- **Exercise directions**:
Repeat the listing in full, word for word.

(Data records)
---
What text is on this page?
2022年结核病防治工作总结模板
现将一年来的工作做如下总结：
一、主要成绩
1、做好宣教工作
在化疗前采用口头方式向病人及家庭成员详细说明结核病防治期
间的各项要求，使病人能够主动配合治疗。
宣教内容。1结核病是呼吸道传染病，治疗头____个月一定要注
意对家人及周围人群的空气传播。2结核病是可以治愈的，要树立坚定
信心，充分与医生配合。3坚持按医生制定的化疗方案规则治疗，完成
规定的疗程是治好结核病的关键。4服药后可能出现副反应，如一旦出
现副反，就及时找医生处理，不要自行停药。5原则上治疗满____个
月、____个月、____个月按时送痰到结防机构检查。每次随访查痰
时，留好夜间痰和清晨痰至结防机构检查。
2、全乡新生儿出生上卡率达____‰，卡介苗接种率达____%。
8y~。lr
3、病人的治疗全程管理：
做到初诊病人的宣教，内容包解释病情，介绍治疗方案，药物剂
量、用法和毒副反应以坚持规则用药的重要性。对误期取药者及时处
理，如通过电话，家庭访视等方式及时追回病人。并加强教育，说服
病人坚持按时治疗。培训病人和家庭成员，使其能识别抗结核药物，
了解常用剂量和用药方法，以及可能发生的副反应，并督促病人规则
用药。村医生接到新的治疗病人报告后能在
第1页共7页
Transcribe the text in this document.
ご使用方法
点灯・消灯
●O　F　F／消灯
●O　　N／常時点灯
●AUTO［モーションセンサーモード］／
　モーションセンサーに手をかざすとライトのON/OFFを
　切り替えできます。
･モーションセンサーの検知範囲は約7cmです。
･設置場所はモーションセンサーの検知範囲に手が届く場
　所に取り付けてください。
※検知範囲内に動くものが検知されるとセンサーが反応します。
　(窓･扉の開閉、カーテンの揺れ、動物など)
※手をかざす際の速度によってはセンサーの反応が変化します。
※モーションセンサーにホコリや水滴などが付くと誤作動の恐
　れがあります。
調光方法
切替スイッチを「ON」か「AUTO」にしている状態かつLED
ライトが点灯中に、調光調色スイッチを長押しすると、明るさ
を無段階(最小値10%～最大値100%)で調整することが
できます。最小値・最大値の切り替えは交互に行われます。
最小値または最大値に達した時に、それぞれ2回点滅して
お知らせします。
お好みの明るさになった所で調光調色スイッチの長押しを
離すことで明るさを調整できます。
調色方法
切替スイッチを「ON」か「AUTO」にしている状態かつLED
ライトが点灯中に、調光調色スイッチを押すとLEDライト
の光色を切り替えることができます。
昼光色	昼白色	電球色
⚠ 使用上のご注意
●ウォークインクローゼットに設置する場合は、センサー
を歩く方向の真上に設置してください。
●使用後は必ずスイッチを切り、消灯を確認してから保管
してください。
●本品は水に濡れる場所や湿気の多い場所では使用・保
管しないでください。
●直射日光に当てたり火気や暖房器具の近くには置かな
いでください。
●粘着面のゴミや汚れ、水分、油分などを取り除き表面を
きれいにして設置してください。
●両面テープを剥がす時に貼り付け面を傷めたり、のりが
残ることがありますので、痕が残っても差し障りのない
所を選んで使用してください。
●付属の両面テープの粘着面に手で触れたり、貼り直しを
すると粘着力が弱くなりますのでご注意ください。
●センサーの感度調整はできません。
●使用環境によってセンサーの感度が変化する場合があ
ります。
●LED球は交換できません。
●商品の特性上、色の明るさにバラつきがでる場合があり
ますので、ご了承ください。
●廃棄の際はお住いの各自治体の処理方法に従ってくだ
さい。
---
- **Task output**:
What text is on this page?
2022年结核病防治工作总结模板
现将一年来的工作做如下总结：
一、主要成绩
1、做好宣教工作
在化疗前采用口头方式向病人及家庭成员详细说明结核病防治期
间的各项要求，使病人能够主动配合治疗。
宣教内容。1结核病是呼吸道传染病，治疗头____个月一定要注
意对家人及周围人群的空气传播。2结核病是可以治愈的，要树立坚定
信心，充分与医生配合。3坚持按医生制定的化疗方案规则治疗，完成
规定的疗程是治好结核病的关键。4服药后可能出现副反应，如一旦出
现副反，就及时找医生处理，不要自行停药。5原则上治疗满____个
月、____个月、____个月按时送痰到结防机构检查。每次随访查痰
时，留好夜间痰和清晨痰至结防机构检查。
2、全乡新生儿出生上卡率达____‰，卡介苗接种率达____%。
8y~。lr
3、病人的治疗全程管理：
做到初诊病人的宣教，内容包解释病情，介绍治疗方案，药物剂
量、用法和毒副反应以坚持规则用药的重要性。对误期取药者及时处
理，如通过电话，家庭访视等方式及时追回病人。并加强教育，说服
病人坚持按时治疗。培训病人和家庭成员，使其能识别抗结核药物，
了解常用剂量和用药方法，以及可能发生的副反应，并督促病人规则
用药。村医生接到新的治疗病人报告后能在
第1页共7页
Transcribe the text in this document.
ご使用方法
点灯・消灯
●O　F　F／消灯
●O　　N／常時点灯
●AUTO［モーションセンサーモード］／
　モーションセンサーに手をかざすとライトのON/OFFを
　切り替えできます。
･モーションセンサーの検知範囲は約7cmです。
･設置場所はモーションセンサーの検知範囲に手が届く場
　所に取り付けてください。
※検知範囲内に動くものが検知されるとセンサーが反応します。
　(窓･扉の開閉、カーテンの揺れ、動物など)
※手をかざす際の速度によってはセンサーの反応が変化します。
※モーションセンサーにホコリや水滴などが付くと誤作動の恐
　れがあります。
調光方法
切替スイッチを「ON」か「AUTO」にしている状態かつLED
ライトが点灯中に、調光調色スイッチを長押しすると、明るさ
を無段階(最小値10%～最大値100%)で調整することが
できます。最小値・最大値の切り替えは交互に行われます。
最小値または最大値に達した時に、それぞれ2回点滅して
お知らせします。
お好みの明るさになった所で調光調色スイッチの長押しを
離すことで明るさを調整できます。
調色方法
切替スイッチを「ON」か「AUTO」にしている状態かつLED
ライトが点灯中に、調光調色スイッチを押すとLEDライト
の光色を切り替えることができます。
昼光色	昼白色	電球色
⚠ 使用上のご注意
●ウォークインクローゼットに設置する場合は、センサー
を歩く方向の真上に設置してください。
●使用後は必ずスイッチを切り、消灯を確認してから保管
してください。
●本品は水に濡れる場所や湿気の多い場所では使用・保
管しないでください。
●直射日光に当てたり火気や暖房器具の近くには置かな
いでください。
●粘着面のゴミや汚れ、水分、油分などを取り除き表面を
きれいにして設置してください。
●両面テープを剥がす時に貼り付け面を傷めたり、のりが
残ることがありますので、痕が残っても差し障りのない
所を選んで使用してください。
●付属の両面テープの粘着面に手で触れたり、貼り直しを
すると粘着力が弱くなりますのでご注意ください。
●センサーの感度調整はできません。
●使用環境によってセンサーの感度が変化する場合があ
ります。
●LED球は交換できません。
●商品の特性上、色の明るさにバラつきがでる場合があり
ますので、ご了承ください。
●廃棄の際はお住いの各自治体の処理方法に従ってくだ
さい。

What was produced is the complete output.